> **WHAT IS EXPECTED**
Below are the records. Gather each line that holds "Europe".

> **DATA SUPPLIED**
+++
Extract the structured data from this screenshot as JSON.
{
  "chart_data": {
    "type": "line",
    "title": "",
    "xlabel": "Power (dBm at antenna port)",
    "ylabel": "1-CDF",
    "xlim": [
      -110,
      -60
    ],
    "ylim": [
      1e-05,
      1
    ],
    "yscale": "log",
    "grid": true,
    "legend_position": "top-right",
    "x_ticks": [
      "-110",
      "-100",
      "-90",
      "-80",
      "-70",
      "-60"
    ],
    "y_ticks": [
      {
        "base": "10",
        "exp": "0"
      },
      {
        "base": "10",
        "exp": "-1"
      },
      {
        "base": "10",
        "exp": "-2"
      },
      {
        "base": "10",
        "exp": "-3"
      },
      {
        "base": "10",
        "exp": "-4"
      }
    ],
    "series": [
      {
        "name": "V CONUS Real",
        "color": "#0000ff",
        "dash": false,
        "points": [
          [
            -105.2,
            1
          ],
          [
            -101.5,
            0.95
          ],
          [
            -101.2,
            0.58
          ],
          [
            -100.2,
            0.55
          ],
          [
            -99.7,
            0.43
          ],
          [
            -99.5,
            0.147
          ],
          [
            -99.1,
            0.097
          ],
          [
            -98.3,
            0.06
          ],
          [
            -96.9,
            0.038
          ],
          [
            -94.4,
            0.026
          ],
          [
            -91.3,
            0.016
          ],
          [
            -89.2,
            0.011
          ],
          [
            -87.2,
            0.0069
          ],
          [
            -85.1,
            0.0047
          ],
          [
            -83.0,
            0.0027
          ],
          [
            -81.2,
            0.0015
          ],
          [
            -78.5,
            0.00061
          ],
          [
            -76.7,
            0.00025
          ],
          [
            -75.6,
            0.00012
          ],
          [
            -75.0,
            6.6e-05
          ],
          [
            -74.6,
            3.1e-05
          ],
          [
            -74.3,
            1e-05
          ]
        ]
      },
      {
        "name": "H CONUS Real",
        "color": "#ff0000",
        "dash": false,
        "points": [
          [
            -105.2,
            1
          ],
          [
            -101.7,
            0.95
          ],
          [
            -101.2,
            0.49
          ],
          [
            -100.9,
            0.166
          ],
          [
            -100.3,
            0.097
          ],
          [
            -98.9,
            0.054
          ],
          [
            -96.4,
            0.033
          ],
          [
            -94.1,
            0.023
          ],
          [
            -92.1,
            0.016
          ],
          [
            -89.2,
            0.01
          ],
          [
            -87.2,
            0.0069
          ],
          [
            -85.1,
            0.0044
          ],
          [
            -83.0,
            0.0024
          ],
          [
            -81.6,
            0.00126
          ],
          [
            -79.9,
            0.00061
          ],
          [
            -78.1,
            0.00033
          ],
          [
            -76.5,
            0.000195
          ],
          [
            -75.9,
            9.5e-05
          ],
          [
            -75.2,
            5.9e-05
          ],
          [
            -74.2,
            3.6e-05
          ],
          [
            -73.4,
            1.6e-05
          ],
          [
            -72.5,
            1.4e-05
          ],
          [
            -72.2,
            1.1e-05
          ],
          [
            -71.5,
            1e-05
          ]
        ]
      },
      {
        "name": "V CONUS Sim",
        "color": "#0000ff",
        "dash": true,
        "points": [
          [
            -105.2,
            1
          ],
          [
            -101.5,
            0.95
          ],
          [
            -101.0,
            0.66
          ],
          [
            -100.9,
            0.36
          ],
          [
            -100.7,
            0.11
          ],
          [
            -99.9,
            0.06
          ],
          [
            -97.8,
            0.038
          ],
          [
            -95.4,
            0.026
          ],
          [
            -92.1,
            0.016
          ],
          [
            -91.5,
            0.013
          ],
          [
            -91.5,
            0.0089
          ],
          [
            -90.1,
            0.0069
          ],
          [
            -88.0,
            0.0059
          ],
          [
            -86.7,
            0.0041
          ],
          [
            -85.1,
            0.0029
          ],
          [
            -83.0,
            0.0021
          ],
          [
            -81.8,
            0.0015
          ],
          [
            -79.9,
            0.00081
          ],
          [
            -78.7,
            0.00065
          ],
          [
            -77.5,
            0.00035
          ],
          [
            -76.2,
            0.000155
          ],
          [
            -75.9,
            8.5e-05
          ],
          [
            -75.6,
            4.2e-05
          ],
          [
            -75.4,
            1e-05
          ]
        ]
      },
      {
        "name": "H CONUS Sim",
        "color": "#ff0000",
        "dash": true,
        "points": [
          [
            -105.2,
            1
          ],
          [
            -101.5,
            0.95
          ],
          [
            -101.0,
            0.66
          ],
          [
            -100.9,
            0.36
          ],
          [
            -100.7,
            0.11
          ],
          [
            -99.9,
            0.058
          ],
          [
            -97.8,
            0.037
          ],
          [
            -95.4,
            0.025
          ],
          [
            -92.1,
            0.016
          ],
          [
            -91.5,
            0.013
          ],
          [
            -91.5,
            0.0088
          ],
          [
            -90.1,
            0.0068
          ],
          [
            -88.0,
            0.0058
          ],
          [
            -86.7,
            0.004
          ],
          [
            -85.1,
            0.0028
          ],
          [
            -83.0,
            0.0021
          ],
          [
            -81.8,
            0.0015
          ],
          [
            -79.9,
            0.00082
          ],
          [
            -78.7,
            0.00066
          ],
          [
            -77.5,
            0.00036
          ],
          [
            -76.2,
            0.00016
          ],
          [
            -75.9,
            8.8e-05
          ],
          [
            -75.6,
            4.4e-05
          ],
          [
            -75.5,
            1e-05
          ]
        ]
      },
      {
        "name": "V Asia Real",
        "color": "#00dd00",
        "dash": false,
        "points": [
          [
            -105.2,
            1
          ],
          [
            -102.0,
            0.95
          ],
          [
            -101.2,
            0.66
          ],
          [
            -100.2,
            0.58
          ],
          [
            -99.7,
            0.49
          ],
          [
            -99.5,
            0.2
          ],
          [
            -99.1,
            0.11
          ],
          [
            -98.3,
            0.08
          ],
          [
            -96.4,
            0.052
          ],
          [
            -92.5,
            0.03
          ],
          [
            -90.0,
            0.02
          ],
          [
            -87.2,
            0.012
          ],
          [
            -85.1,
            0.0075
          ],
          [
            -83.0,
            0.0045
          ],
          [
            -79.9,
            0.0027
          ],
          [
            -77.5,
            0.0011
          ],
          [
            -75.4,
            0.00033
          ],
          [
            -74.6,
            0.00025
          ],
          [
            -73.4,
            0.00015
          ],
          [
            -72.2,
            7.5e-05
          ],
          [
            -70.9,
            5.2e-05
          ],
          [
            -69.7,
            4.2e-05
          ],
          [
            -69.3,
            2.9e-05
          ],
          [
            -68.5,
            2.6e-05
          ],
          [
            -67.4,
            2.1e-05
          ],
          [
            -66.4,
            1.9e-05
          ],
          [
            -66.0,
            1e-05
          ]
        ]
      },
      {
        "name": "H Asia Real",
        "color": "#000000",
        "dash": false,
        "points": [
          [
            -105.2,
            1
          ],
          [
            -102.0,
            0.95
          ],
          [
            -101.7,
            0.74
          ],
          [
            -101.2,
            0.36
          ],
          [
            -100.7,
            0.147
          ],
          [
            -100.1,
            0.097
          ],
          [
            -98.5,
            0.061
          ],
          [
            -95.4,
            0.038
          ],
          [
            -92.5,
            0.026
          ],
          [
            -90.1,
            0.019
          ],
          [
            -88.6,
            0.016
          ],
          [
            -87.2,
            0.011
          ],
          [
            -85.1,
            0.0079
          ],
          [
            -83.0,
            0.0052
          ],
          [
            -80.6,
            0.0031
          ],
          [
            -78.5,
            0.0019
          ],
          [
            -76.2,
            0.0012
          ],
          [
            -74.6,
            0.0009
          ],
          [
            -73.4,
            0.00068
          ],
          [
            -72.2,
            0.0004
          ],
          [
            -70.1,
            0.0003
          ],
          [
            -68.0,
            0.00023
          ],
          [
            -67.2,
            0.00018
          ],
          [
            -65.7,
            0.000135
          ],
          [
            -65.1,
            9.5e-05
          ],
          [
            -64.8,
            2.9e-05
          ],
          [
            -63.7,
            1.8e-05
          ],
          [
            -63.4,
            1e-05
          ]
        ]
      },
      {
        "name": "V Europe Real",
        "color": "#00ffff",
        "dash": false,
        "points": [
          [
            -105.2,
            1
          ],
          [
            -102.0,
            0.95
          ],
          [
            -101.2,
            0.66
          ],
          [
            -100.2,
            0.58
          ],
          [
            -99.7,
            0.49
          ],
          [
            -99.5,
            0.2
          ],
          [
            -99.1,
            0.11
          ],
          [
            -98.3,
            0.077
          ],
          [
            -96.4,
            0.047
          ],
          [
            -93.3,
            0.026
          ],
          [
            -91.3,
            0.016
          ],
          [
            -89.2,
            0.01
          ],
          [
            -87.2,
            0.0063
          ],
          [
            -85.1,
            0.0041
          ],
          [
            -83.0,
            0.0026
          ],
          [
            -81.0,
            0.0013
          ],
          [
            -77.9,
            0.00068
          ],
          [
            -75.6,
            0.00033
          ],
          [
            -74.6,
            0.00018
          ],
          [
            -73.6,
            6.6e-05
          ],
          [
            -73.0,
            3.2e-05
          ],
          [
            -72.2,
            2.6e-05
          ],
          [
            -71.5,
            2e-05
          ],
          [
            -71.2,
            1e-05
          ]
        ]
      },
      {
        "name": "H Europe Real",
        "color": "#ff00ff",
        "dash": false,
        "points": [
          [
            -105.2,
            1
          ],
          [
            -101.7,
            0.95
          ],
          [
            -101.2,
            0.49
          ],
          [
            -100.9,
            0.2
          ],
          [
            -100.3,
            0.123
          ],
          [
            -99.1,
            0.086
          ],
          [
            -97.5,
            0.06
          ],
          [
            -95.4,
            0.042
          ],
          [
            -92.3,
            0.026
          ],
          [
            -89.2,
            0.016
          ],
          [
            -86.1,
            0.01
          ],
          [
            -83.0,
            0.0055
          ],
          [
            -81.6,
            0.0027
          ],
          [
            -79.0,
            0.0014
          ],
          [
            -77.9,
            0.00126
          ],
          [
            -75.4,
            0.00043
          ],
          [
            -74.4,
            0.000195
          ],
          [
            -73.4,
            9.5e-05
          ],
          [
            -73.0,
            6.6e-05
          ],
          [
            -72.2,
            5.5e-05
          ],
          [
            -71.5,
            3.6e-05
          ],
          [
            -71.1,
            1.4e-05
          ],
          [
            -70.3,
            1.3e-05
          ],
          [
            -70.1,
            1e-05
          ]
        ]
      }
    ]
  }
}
+++
> **ANSWER TO THIS EXERCISE**
        "name": "V Europe Real",
        "name": "H Europe Real",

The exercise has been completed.